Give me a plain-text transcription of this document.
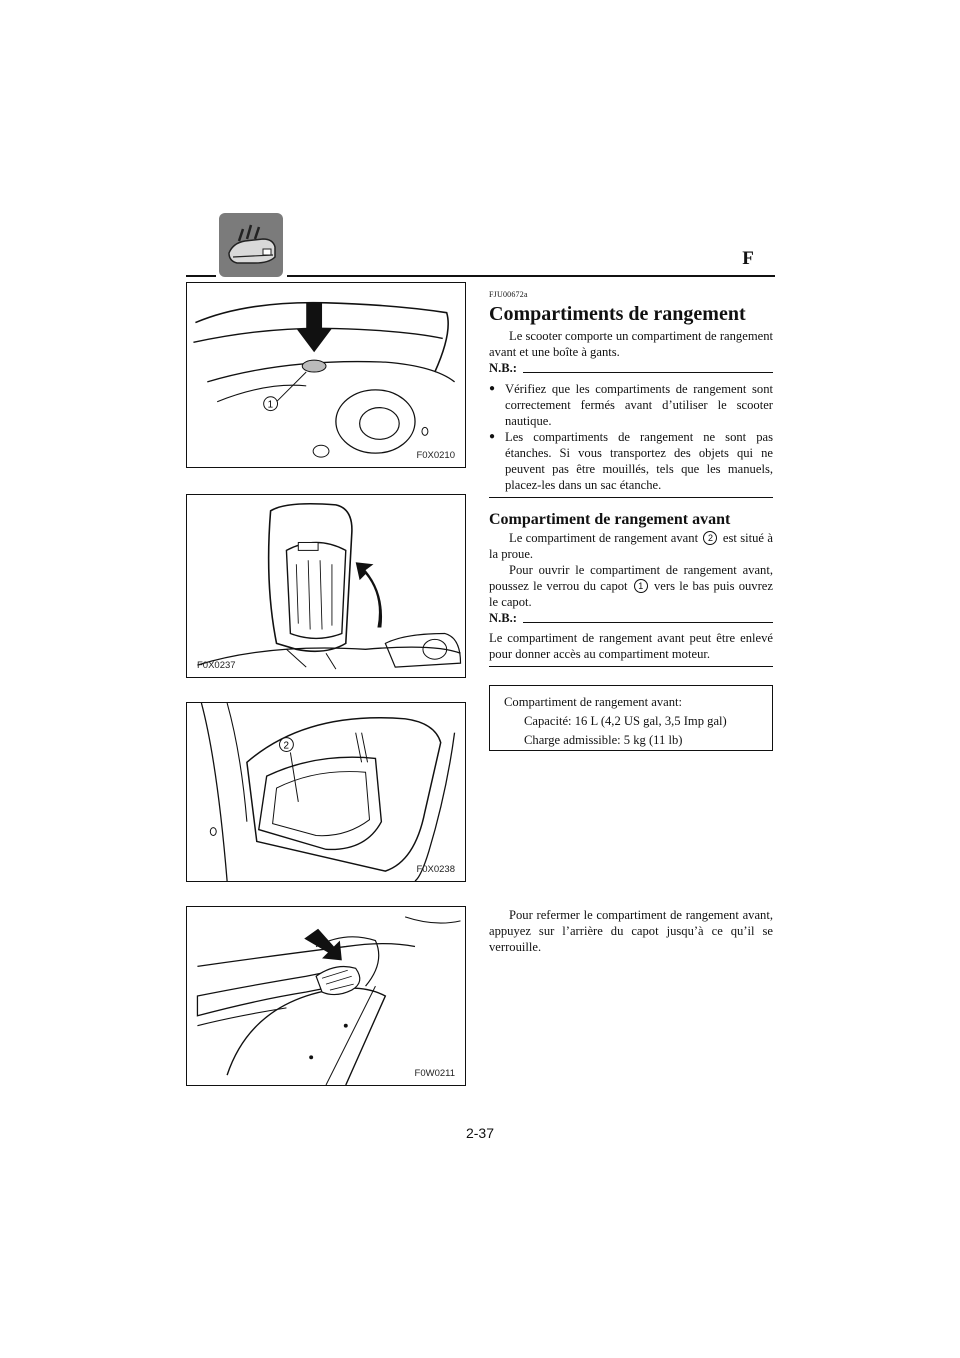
F
1
F0X0210
F0X0237
2
F0X0238
F0W0211
FJU00672a
Compartiments de rangement

Le scooter comporte un compartiment de rangement avant et une boîte à gants.

N.B.:
● Vérifiez que les compartiments de rangement sont correctement fermés avant d’utiliser le scooter nautique.
● Les compartiments de rangement ne sont pas étanches. Si vous transportez des objets qui ne peuvent pas être mouillés, tels que les manuels, placez-les dans un sac étanche.
Compartiment de rangement avant

Le compartiment de rangement avant 2 est situé à la proue.

Pour ouvrir le compartiment de rangement avant, poussez le verrou du capot 1 vers le bas puis ouvrez le capot.

N.B.:

Le compartiment de rangement avant peut être enlevé pour donner accès au compartiment moteur.

Compartiment de rangement avant:
Capacité: 16 L (4,2 US gal, 3,5 Imp gal)
Charge admissible: 5 kg (11 lb)

Pour refermer le compartiment de rangement avant, appuyez sur l’arrière du capot jusqu’à ce qu’il se verrouille.

2-37
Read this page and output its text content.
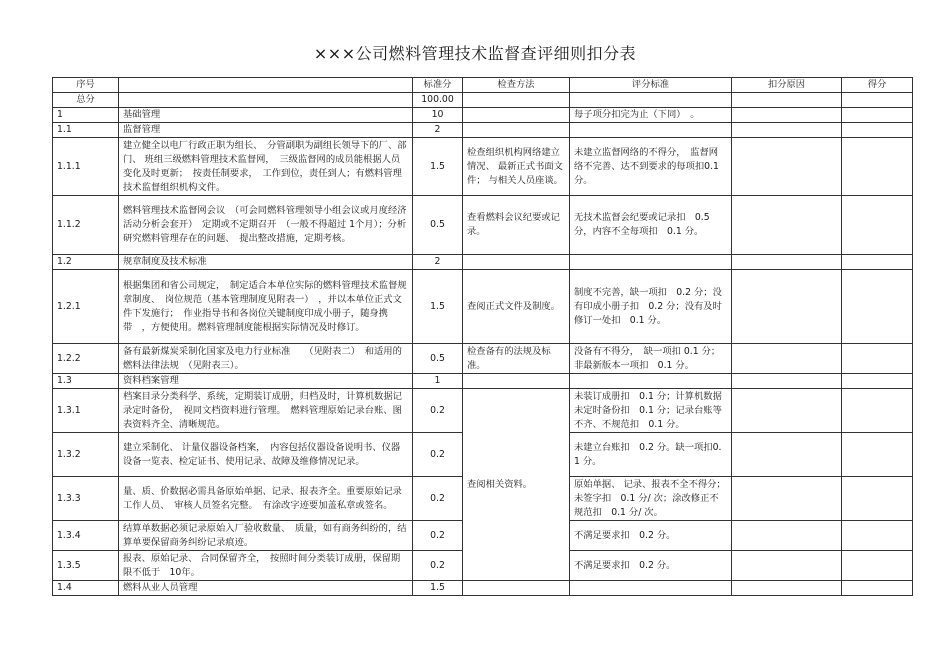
×××公司燃料管理技术监督查评细则扣分表
序号		标准分	检查方法	评分标准	扣分原因	得分
总分		100.00				
1	基础管理	10		每子项分扣完为止（下同）　。		
1.1	监督管理	2				
1.1.1	建立健全以电厂行政正职为组长、　分管副职为副组长领导下的厂、部门、 班组三级燃料管理技术监督网，　三级监督网的成员能根据人员变化及时更新；　按责任制要求，　工作到位，责任到人；有燃料管理技术监督组织机构文件。	1.5	检查组织机构网络建立情况、 最新正式书面文件； 与相关人员座谈。	未建立监督网络的不得分，　监督网络不完善、达不到要求的每项扣0.1 分。		
1.1.2	燃料管理技术监督网会议　（可会同燃料管理领导小组会议或月度经济活动分析会套开）　定期或不定期召开　（一般不得超过 1个月）；分析研究燃料管理存在的问题、　提出整改措施，定期考核。	0.5	查看燃料会议纪要或记录。	无技术监督会纪要或记录扣　0.5 分，内容不全每项扣　0.1 分。		
1.2	规章制度及技术标准	2				
1.2.1	根据集团和省公司规定，　制定适合本单位实际的燃料管理技术监督规章制度、　岗位规范（基本管理制度见附表一）　，并以本单位正式文件下发施行；　作业指导书和各岗位关键制度印成小册子，随身携带　，方便使用。燃料管理制度能根据实际情况及时修订。	1.5	查阅正式文件及制度。	制度不完善，缺一项扣　0.2 分；没有印成小册子扣　0.2 分；没有及时修订一处扣　0.1 分。		
1.2.2	备有最新煤炭采制化国家及电力行业标准　　（见附表二）　和适用的燃料法律法规　（见附表三）。	0.5	检查备有的法规及标准。	没备有不得分，　缺一项扣 0.1 分；非最新版本一项扣　0.1 分。		
1.3	资料档案管理	1				
1.3.1	档案目录分类科学、系统，定期装订成册，归档及时，计算机数据记录定时备份，　视同文档资料进行管理。　燃料管理原始记录台账、图表资料齐全、清晰规范。	0.2	查阅相关资料。	未装订成册扣　0.1 分；计算机数据未定时备份扣　0.1 分；记录台账等不齐、不规范扣　0.1 分。		
1.3.2	建立采制化、 计量仪器设备档案，　内容包括仪器设备说明书、仪器设备一览表、检定证书、使用记录、故障及维修情况记录。	0.2		未建立台账扣　0.2 分。缺一项扣0.1 分。		
1.3.3	量、质、价数据必需具备原始单据、记录、报表齐全。重要原始记录工作人员、　审核人员签名完整。　有涂改字迹要加盖私章或签名。	0.2		原始单据、 记录、报表不全不得分；未签字扣　0.1 分/ 次；涂改修正不规范扣　0.1 分/ 次。		
1.3.4	结算单数据必须记录原始入厂验收数量、　质量，如有商务纠纷的，结算单要保留商务纠纷记录痕迹。	0.2		不满足要求扣　0.2 分。		
1.3.5	报表、原始记录、 合同保留齐全，　按照时间分类装订成册，保留期限不低于　10年。	0.2		不满足要求扣　0.2 分。		
1.4	燃料从业人员管理	1.5				
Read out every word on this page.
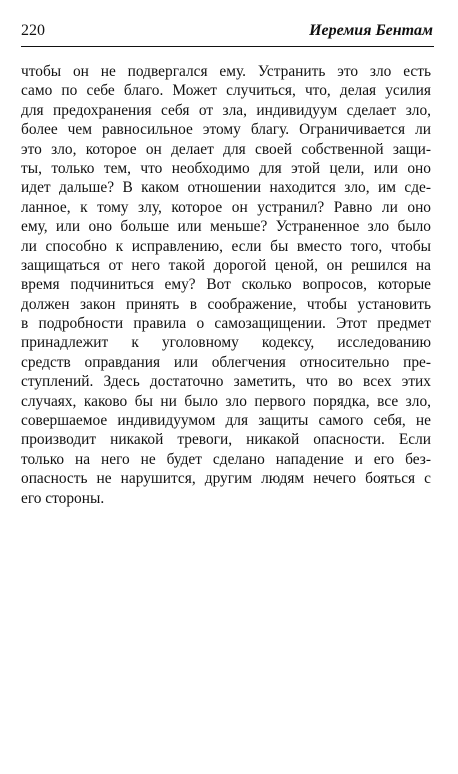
220	Иеремия Бентам
чтобы он не подвергался ему. Устранить это зло есть
само по себе благо. Может случиться, что, делая усилия
для предохранения себя от зла, индивидуум сделает зло,
более чем равносильное этому благу. Ограничивается ли
это зло, которое он делает для своей собственной защи-
ты, только тем, что необходимо для этой цели, или оно
идет дальше? В каком отношении находится зло, им сде-
ланное, к тому злу, которое он устранил? Равно ли оно
ему, или оно больше или меньше? Устраненное зло было
ли способно к исправлению, если бы вместо того, чтобы
защищаться от него такой дорогой ценой, он решился на
время подчиниться ему? Вот сколько вопросов, которые
должен закон принять в соображение, чтобы установить
в подробности правила о самозащищении. Этот предмет
принадлежит к уголовному кодексу, исследованию
средств оправдания или облегчения относительно пре-
ступлений. Здесь достаточно заметить, что во всех этих
случаях, каково бы ни было зло первого порядка, все зло,
совершаемое индивидуумом для защиты самого себя, не
производит никакой тревоги, никакой опасности. Если
только на него не будет сделано нападение и его без-
опасность не нарушится, другим людям нечего бояться с
его стороны.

_____

▶ **JOB**
Go through the listing above and write it all out exactly, leaving out any picture.

▶ **ANSWER TO THIS EXERCISE**
Give me a plain-text transcription of this document.
F
1
F0X0210
F0X0237
2
F0X0238
F0W0211
FJU00672a
Compartiments de rangement

Le scooter comporte un compartiment de rangement avant et une boîte à gants.

N.B.:
● Vérifiez que les compartiments de rangement sont correctement fermés avant d’utiliser le scooter nautique.
● Les compartiments de rangement ne sont pas étanches. Si vous transportez des objets qui ne peuvent pas être mouillés, tels que les manuels, placez-les dans un sac étanche.
Compartiment de rangement avant

Le compartiment de rangement avant 2 est situé à la proue.

Pour ouvrir le compartiment de rangement avant, poussez le verrou du capot 1 vers le bas puis ouvrez le capot.

N.B.:

Le compartiment de rangement avant peut être enlevé pour donner accès au compartiment moteur.

Compartiment de rangement avant:
Capacité: 16 L (4,2 US gal, 3,5 Imp gal)
Charge admissible: 5 kg (11 lb)

Pour refermer le compartiment de rangement avant, appuyez sur l’arrière du capot jusqu’à ce qu’il se verrouille.

2-37
Read this page and output its text content.
×××公司燃料管理技术监督查评细则扣分表
序号		标准分	检查方法	评分标准	扣分原因	得分
总分		100.00				
1	基础管理	10		每子项分扣完为止（下同）　。		
1.1	监督管理	2				
1.1.1	建立健全以电厂行政正职为组长、　分管副职为副组长领导下的厂、部门、 班组三级燃料管理技术监督网，　三级监督网的成员能根据人员变化及时更新；　按责任制要求，　工作到位，责任到人；有燃料管理技术监督组织机构文件。	1.5	检查组织机构网络建立情况、 最新正式书面文件； 与相关人员座谈。	未建立监督网络的不得分，　监督网络不完善、达不到要求的每项扣0.1 分。		
1.1.2	燃料管理技术监督网会议　（可会同燃料管理领导小组会议或月度经济活动分析会套开）　定期或不定期召开　（一般不得超过 1个月）；分析研究燃料管理存在的问题、　提出整改措施，定期考核。	0.5	查看燃料会议纪要或记录。	无技术监督会纪要或记录扣　0.5 分，内容不全每项扣　0.1 分。		
1.2	规章制度及技术标准	2				
1.2.1	根据集团和省公司规定，　制定适合本单位实际的燃料管理技术监督规章制度、　岗位规范（基本管理制度见附表一）　，并以本单位正式文件下发施行；　作业指导书和各岗位关键制度印成小册子，随身携带　，方便使用。燃料管理制度能根据实际情况及时修订。	1.5	查阅正式文件及制度。	制度不完善，缺一项扣　0.2 分；没有印成小册子扣　0.2 分；没有及时修订一处扣　0.1 分。		
1.2.2	备有最新煤炭采制化国家及电力行业标准　　（见附表二）　和适用的燃料法律法规　（见附表三）。	0.5	检查备有的法规及标准。	没备有不得分，　缺一项扣 0.1 分；非最新版本一项扣　0.1 分。		
1.3	资料档案管理	1				
1.3.1	档案目录分类科学、系统，定期装订成册，归档及时，计算机数据记录定时备份，　视同文档资料进行管理。　燃料管理原始记录台账、图表资料齐全、清晰规范。	0.2	查阅相关资料。	未装订成册扣　0.1 分；计算机数据未定时备份扣　0.1 分；记录台账等不齐、不规范扣　0.1 分。		
1.3.2	建立采制化、 计量仪器设备档案，　内容包括仪器设备说明书、仪器设备一览表、检定证书、使用记录、故障及维修情况记录。	0.2		未建立台账扣　0.2 分。缺一项扣0.1 分。		
1.3.3	量、质、价数据必需具备原始单据、记录、报表齐全。重要原始记录工作人员、　审核人员签名完整。　有涂改字迹要加盖私章或签名。	0.2		原始单据、 记录、报表不全不得分；未签字扣　0.1 分/ 次；涂改修正不规范扣　0.1 分/ 次。		
1.3.4	结算单数据必须记录原始入厂验收数量、　质量，如有商务纠纷的，结算单要保留商务纠纷记录痕迹。	0.2		不满足要求扣　0.2 分。		
1.3.5	报表、原始记录、 合同保留齐全，　按照时间分类装订成册，保留期限不低于　10年。	0.2		不满足要求扣　0.2 分。		
1.4	燃料从业人员管理	1.5				
Read out every word on this page.
220	Иеремия Бентам
чтобы он не подвергался ему. Устранить это зло есть
само по себе благо. Может случиться, что, делая усилия
для предохранения себя от зла, индивидуум сделает зло,
более чем равносильное этому благу. Ограничивается ли
это зло, которое он делает для своей собственной защи-
ты, только тем, что необходимо для этой цели, или оно
идет дальше? В каком отношении находится зло, им сде-
ланное, к тому злу, которое он устранил? Равно ли оно
ему, или оно больше или меньше? Устраненное зло было
ли способно к исправлению, если бы вместо того, чтобы
защищаться от него такой дорогой ценой, он решился на
время подчиниться ему? Вот сколько вопросов, которые
должен закон принять в соображение, чтобы установить
в подробности правила о самозащищении. Этот предмет
принадлежит к уголовному кодексу, исследованию
средств оправдания или облегчения относительно пре-
ступлений. Здесь достаточно заметить, что во всех этих
случаях, каково бы ни было зло первого порядка, все зло,
совершаемое индивидуумом для защиты самого себя, не
производит никакой тревоги, никакой опасности. Если
только на него не будет сделано нападение и его без-
опасность не нарушится, другим людям нечего бояться с
его стороны.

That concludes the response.